* INSTRUCTION *
Copy each line of the records that holds the string "open".

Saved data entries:
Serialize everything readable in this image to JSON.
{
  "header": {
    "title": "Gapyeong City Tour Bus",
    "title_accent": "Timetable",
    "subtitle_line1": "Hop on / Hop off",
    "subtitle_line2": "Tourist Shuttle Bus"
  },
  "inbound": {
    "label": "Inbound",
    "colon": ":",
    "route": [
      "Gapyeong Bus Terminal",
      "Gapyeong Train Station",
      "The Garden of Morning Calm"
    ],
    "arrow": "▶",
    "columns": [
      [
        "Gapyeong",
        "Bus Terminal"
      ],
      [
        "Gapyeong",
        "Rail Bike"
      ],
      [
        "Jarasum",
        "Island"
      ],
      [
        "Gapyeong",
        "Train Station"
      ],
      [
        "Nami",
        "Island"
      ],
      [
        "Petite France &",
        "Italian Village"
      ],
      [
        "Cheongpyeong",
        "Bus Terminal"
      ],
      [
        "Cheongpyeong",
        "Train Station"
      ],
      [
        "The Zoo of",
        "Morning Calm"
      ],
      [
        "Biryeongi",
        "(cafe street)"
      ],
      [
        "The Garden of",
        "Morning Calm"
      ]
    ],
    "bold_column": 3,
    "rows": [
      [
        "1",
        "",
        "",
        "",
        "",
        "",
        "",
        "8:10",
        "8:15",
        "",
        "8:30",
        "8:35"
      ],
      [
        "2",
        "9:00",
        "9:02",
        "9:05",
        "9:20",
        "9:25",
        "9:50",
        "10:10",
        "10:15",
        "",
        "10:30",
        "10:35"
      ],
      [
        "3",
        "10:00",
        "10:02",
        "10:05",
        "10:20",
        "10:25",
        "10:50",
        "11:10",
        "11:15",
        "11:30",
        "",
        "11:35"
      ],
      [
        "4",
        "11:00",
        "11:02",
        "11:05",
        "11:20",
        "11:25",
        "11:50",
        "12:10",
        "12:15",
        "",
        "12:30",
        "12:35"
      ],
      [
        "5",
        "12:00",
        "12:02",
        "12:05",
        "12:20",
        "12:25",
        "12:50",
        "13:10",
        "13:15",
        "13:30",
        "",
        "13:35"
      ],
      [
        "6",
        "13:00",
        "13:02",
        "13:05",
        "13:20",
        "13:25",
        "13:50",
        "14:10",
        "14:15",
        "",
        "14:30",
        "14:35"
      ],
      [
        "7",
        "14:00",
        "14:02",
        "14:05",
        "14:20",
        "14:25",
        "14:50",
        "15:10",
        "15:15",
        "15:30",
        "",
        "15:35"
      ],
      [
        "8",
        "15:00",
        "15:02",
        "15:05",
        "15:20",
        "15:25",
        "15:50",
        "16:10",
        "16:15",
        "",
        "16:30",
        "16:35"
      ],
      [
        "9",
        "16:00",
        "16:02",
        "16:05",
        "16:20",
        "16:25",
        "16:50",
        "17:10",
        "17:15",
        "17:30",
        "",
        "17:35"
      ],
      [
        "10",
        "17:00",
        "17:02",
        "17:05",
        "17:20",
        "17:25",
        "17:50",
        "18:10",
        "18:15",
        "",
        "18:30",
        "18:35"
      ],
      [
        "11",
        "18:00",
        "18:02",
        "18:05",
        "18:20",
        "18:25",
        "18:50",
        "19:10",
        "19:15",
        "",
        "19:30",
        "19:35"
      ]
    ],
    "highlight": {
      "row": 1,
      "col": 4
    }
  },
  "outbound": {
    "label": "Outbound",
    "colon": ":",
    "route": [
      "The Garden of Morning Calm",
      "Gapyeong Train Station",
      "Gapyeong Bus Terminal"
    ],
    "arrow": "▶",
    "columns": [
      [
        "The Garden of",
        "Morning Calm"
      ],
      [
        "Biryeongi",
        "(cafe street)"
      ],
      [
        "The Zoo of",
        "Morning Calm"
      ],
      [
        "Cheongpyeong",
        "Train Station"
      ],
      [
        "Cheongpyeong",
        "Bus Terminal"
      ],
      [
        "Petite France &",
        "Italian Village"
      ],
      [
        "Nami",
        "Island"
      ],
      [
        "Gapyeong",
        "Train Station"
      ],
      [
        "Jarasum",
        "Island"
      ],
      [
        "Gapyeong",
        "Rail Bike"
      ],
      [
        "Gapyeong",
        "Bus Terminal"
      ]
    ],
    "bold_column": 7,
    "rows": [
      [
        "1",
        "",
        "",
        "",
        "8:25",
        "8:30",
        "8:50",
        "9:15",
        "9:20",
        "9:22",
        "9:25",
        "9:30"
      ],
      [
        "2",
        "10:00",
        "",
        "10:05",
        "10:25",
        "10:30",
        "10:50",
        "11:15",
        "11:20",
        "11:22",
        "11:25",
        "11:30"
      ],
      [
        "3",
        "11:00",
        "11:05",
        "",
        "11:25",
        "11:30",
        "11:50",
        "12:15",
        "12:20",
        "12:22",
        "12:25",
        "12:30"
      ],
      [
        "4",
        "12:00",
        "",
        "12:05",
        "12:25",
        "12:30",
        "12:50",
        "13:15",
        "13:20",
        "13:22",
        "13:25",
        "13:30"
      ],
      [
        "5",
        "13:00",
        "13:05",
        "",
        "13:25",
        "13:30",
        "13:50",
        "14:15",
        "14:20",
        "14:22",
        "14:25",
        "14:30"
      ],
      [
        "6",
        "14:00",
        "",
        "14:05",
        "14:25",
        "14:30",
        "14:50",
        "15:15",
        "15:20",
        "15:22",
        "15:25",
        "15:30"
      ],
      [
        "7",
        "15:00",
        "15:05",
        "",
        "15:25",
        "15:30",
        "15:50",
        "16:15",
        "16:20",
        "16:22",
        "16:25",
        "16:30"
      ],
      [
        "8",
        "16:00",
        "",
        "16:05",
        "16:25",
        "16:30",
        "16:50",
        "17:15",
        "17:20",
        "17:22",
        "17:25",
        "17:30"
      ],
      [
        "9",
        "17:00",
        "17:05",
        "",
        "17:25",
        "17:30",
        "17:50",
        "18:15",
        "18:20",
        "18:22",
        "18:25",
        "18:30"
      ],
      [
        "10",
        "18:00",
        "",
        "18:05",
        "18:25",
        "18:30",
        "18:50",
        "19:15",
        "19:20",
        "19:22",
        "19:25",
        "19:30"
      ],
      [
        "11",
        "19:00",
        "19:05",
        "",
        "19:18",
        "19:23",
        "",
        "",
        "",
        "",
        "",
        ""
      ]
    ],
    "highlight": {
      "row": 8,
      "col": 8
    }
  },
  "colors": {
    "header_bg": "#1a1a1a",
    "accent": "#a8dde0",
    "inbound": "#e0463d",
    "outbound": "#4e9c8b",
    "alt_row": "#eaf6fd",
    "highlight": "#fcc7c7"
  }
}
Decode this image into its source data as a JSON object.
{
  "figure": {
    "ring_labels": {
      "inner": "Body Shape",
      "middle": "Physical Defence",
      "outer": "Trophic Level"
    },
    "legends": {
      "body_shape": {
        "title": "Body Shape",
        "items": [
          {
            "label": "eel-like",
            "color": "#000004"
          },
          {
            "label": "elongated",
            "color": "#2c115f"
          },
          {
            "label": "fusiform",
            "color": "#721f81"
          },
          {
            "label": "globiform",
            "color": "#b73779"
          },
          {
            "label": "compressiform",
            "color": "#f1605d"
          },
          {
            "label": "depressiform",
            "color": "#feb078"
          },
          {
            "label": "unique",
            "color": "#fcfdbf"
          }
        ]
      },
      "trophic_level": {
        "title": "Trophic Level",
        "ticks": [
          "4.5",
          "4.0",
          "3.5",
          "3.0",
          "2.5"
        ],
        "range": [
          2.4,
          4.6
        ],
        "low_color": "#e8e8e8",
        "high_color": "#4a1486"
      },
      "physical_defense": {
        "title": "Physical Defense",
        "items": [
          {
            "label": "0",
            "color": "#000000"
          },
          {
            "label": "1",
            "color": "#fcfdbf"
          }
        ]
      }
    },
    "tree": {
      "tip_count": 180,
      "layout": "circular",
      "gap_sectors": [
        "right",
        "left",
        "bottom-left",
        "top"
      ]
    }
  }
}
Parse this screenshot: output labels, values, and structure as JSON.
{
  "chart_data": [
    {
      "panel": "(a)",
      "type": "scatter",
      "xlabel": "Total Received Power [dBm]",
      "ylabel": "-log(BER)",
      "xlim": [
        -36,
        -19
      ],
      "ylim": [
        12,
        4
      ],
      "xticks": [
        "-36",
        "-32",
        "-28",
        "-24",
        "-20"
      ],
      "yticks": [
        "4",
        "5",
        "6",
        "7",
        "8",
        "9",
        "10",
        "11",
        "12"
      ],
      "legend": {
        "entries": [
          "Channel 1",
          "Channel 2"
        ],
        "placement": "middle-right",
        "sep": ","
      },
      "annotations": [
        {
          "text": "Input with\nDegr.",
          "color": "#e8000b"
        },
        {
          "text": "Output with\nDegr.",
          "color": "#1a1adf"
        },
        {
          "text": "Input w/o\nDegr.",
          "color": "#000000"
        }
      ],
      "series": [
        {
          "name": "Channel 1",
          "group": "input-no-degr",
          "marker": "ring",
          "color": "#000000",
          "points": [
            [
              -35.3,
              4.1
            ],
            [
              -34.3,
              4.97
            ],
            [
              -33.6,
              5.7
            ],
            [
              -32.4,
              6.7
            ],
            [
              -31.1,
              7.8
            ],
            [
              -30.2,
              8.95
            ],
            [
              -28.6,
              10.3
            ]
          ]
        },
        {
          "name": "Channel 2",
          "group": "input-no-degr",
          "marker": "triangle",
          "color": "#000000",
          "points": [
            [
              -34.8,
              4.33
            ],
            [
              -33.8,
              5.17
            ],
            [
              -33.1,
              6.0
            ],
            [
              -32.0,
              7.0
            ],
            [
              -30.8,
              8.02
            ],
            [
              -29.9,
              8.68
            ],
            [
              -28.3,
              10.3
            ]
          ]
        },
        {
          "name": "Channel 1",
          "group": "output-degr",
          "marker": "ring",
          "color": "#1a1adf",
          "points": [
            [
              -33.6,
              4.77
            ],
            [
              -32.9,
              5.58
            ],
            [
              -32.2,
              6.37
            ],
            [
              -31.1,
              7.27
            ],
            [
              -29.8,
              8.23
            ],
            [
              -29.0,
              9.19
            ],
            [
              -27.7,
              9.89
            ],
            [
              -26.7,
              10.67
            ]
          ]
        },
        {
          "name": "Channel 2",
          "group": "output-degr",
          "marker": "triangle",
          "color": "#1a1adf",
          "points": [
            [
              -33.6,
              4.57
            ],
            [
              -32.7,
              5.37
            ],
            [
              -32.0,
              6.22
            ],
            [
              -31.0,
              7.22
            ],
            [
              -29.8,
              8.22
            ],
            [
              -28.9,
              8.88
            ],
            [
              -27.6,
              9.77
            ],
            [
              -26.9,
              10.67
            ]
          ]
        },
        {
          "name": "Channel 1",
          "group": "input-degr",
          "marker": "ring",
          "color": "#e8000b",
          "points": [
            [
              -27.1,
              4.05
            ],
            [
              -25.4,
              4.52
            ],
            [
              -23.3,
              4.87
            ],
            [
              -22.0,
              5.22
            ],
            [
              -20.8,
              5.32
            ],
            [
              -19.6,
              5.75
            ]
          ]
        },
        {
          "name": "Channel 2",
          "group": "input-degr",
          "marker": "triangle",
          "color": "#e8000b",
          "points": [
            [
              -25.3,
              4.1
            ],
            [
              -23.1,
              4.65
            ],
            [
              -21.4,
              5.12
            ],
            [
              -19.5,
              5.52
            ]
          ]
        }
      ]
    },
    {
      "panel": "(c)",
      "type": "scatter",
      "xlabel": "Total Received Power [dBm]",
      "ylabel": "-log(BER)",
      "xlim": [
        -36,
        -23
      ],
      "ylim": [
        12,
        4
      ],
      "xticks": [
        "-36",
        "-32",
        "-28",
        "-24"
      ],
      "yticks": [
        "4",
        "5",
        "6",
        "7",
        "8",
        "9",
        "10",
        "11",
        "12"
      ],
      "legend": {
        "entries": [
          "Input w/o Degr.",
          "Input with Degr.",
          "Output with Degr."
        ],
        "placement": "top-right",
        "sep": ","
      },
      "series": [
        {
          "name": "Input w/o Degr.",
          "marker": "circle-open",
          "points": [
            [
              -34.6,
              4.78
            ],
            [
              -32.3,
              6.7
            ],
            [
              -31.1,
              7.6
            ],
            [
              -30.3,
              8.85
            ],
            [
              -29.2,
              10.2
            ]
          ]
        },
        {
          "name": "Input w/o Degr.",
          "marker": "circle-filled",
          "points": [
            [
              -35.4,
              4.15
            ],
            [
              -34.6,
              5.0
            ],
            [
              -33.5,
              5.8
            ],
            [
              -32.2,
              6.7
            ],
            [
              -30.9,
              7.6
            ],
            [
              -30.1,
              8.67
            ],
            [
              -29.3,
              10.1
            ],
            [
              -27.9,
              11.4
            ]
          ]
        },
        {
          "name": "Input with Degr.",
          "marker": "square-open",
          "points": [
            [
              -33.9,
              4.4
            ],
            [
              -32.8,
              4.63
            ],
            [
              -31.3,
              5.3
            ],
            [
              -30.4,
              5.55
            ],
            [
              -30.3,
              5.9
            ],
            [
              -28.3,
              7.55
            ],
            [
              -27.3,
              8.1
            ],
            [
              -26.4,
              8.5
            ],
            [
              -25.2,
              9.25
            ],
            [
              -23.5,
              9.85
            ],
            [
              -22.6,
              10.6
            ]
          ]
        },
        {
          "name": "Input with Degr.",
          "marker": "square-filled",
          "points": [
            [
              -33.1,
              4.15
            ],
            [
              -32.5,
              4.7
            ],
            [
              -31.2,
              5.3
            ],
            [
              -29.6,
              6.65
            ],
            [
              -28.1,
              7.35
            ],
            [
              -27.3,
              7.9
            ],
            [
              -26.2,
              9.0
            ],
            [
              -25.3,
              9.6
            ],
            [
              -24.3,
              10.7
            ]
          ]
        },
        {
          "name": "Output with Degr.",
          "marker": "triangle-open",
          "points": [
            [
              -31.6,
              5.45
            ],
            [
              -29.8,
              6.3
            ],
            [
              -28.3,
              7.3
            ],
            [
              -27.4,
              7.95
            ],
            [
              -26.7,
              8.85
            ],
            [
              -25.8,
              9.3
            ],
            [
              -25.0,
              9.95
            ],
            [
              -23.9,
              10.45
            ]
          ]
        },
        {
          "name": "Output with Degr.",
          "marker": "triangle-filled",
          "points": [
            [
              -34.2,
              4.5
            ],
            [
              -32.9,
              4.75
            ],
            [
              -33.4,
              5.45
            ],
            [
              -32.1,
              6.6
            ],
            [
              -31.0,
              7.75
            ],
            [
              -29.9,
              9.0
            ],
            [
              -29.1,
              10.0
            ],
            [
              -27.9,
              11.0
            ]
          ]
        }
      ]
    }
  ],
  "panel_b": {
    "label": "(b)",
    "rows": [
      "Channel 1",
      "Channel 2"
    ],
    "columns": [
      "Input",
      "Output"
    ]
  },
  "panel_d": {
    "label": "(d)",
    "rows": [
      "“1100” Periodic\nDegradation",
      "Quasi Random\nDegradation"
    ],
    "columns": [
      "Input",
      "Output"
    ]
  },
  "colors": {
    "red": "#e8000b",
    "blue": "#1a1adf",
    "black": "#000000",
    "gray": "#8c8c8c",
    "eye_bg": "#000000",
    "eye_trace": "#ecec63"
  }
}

* WRITTEN RESPONSE *
          "marker": "circle-open",
          "marker": "square-open",
          "marker": "triangle-open",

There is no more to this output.